[TASK INSTRUCTIONS] Scan the lines below; pull out those with "Shift".

/---

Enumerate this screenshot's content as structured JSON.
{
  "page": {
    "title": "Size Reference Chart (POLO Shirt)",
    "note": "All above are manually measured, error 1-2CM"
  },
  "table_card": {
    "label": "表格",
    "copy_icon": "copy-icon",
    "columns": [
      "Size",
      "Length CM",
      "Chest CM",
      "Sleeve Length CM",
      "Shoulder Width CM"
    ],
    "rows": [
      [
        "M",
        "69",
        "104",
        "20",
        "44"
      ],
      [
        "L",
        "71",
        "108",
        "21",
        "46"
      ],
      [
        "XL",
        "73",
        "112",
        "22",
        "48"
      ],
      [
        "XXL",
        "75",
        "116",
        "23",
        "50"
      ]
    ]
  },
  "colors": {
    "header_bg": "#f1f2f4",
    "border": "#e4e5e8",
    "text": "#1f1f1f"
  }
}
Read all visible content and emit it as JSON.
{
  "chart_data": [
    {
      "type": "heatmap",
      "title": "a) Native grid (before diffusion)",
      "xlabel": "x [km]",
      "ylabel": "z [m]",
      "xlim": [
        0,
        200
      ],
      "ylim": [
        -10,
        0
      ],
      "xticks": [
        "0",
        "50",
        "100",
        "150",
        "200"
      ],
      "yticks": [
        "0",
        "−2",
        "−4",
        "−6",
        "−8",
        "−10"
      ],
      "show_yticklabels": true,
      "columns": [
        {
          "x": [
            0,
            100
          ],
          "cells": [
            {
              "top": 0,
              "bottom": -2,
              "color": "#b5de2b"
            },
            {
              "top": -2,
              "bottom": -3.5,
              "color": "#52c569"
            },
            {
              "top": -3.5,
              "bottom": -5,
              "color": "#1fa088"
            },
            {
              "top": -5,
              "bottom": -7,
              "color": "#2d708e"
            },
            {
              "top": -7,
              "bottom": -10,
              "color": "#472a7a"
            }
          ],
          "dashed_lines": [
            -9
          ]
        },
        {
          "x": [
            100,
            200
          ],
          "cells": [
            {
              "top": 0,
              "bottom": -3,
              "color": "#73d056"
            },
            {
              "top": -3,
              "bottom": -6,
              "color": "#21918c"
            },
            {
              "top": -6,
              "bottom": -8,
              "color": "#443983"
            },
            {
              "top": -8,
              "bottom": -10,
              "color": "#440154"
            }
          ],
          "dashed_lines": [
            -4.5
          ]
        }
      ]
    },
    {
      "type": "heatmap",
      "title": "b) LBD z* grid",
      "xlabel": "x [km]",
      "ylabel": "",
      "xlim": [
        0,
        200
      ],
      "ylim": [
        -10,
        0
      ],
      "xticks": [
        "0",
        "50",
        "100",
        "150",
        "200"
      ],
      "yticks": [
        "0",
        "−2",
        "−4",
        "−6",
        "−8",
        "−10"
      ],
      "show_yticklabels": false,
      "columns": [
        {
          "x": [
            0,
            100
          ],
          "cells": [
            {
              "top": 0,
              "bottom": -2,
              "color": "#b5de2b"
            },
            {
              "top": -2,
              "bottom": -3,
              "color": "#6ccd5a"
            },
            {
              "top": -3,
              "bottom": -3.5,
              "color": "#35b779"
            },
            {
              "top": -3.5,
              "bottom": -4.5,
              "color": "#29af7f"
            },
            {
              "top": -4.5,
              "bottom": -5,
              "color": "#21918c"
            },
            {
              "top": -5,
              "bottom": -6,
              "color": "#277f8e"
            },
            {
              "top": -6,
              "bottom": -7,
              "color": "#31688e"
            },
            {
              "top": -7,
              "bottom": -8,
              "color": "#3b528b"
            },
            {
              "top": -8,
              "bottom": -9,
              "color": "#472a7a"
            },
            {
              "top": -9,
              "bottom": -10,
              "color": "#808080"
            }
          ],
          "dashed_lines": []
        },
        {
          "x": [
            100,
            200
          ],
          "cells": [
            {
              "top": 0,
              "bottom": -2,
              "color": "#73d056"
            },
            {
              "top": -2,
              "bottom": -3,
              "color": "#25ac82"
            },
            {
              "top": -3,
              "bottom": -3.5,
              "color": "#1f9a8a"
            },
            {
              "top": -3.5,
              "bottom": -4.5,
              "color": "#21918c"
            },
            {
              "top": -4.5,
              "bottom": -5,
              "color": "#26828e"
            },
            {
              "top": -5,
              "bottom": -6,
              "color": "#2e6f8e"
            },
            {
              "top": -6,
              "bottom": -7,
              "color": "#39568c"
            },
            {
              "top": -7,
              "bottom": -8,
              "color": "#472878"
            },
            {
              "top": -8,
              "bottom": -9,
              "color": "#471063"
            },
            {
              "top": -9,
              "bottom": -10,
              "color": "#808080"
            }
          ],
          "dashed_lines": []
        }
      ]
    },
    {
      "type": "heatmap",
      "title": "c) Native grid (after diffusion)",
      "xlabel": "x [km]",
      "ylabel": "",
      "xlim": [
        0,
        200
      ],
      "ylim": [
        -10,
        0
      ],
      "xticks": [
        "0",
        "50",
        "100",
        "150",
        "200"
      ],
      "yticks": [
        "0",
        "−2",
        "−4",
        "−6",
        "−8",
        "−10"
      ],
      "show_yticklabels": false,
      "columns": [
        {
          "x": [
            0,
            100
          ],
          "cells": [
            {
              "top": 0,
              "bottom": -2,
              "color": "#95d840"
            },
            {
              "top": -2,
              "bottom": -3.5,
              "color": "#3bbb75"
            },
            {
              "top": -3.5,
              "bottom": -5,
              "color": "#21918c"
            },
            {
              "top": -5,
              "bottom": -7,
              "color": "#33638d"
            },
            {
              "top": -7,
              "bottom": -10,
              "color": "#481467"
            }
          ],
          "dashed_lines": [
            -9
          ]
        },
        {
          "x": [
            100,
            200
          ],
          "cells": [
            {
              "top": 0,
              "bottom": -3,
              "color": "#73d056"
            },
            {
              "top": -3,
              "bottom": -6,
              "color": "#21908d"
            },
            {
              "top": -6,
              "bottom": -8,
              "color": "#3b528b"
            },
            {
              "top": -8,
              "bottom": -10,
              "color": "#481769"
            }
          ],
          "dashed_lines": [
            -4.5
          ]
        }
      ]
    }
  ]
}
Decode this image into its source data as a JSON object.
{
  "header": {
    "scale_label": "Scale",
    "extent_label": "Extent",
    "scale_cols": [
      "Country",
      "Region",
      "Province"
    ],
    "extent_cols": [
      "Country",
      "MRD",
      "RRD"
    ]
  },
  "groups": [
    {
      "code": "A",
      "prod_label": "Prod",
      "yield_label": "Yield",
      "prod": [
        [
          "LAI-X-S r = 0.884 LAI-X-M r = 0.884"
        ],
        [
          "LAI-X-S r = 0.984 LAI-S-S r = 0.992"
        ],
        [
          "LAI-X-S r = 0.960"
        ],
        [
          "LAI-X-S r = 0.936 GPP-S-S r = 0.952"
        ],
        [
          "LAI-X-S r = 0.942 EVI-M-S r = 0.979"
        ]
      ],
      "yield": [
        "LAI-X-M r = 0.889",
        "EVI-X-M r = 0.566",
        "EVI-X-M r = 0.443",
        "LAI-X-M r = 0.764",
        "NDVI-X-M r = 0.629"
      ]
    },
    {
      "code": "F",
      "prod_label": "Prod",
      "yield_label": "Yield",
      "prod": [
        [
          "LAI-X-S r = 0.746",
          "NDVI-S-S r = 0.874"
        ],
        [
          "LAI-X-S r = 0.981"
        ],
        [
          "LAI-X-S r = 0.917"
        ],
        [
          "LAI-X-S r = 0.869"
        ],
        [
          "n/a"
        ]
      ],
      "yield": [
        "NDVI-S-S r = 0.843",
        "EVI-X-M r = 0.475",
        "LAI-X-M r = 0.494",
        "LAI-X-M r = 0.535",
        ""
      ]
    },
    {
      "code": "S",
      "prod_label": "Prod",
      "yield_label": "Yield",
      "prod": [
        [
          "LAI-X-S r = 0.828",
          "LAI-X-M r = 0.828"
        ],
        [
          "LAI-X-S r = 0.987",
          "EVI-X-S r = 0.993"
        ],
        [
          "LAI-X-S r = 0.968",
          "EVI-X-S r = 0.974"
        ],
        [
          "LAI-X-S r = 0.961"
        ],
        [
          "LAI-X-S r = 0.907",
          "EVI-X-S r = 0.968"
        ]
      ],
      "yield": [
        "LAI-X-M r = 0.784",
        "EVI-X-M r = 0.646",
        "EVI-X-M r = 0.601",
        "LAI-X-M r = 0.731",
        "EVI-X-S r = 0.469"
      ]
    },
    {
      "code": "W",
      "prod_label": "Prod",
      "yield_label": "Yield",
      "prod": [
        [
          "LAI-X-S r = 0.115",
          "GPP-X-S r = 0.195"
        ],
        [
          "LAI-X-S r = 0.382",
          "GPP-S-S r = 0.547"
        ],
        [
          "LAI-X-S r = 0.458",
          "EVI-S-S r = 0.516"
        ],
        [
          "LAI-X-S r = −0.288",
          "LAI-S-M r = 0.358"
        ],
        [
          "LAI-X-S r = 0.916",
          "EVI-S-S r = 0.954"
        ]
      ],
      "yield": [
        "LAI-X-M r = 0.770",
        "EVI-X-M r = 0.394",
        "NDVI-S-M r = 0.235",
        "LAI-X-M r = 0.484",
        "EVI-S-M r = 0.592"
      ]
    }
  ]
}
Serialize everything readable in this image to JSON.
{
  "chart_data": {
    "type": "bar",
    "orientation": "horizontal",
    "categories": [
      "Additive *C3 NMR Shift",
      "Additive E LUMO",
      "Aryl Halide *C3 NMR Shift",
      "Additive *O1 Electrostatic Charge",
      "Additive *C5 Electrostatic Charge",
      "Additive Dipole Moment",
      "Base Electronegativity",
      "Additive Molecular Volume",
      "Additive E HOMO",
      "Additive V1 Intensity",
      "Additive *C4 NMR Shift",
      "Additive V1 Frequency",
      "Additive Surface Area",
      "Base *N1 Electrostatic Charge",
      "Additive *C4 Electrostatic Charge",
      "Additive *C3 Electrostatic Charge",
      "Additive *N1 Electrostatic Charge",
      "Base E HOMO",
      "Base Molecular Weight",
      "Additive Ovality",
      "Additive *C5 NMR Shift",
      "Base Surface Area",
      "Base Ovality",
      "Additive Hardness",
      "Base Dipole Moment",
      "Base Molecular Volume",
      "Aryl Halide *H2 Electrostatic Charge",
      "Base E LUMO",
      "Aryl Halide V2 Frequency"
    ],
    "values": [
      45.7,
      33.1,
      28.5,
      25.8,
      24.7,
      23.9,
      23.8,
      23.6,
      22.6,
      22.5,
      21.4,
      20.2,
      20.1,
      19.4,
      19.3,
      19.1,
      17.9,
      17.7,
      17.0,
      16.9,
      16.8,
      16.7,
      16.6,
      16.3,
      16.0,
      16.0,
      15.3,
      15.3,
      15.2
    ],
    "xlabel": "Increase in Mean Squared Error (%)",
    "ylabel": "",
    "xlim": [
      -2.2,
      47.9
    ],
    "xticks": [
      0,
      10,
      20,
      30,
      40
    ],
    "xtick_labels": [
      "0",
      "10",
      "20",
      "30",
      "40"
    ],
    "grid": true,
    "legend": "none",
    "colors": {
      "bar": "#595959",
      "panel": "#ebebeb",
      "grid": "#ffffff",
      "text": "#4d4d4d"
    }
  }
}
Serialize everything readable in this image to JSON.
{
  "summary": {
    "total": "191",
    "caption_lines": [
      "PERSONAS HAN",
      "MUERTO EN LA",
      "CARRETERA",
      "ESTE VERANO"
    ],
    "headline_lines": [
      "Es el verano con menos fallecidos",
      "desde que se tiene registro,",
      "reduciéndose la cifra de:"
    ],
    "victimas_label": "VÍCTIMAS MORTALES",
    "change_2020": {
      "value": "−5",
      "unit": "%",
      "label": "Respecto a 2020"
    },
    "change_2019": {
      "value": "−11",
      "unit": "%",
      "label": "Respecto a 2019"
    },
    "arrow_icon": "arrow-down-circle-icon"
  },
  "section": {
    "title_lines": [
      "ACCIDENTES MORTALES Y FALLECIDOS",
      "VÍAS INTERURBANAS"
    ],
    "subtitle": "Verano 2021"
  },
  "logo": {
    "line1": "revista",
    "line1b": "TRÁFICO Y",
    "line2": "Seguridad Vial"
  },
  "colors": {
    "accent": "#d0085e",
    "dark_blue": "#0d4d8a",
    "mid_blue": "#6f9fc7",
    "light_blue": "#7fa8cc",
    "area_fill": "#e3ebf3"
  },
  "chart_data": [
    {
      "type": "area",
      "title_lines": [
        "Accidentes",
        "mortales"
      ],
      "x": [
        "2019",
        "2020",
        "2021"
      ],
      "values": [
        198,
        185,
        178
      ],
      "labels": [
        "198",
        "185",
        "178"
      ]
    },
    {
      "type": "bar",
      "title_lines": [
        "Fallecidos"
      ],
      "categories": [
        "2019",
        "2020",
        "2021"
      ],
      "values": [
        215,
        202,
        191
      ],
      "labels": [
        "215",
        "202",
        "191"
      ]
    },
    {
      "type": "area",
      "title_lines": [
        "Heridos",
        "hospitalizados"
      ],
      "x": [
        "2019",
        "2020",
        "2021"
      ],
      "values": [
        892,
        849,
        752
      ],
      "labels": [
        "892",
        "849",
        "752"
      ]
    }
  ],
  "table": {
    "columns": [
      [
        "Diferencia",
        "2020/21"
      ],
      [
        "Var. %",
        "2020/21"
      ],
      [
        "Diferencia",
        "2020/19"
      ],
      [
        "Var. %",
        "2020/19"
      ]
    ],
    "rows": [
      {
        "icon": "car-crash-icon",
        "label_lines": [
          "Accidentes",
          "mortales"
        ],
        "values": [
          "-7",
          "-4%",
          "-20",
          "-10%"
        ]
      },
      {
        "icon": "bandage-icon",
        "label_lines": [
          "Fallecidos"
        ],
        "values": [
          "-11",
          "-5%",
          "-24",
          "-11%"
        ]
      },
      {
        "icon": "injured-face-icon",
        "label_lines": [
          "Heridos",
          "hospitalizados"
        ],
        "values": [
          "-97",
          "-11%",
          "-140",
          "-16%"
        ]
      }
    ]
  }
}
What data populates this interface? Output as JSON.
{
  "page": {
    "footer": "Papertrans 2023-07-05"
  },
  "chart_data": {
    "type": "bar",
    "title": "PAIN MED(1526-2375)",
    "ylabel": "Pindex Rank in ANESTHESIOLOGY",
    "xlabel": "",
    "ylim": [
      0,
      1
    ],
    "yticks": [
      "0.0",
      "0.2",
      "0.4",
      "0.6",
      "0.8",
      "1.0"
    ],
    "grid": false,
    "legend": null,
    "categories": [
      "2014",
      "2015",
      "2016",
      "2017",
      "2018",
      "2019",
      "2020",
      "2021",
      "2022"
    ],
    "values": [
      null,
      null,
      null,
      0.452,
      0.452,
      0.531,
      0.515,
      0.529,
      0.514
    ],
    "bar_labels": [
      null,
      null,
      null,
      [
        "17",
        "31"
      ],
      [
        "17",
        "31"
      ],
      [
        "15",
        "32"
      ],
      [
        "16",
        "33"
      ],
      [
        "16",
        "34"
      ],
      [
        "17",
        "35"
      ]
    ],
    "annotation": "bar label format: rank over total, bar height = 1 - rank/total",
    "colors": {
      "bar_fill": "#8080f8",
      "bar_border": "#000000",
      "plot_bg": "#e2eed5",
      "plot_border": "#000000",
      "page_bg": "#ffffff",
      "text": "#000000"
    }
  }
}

\---

[EXERCISE SOLUTION]
      "Additive *C3 NMR Shift",
      "Aryl Halide *C3 NMR Shift",
      "Additive *C4 NMR Shift",
      "Additive *C5 NMR Shift",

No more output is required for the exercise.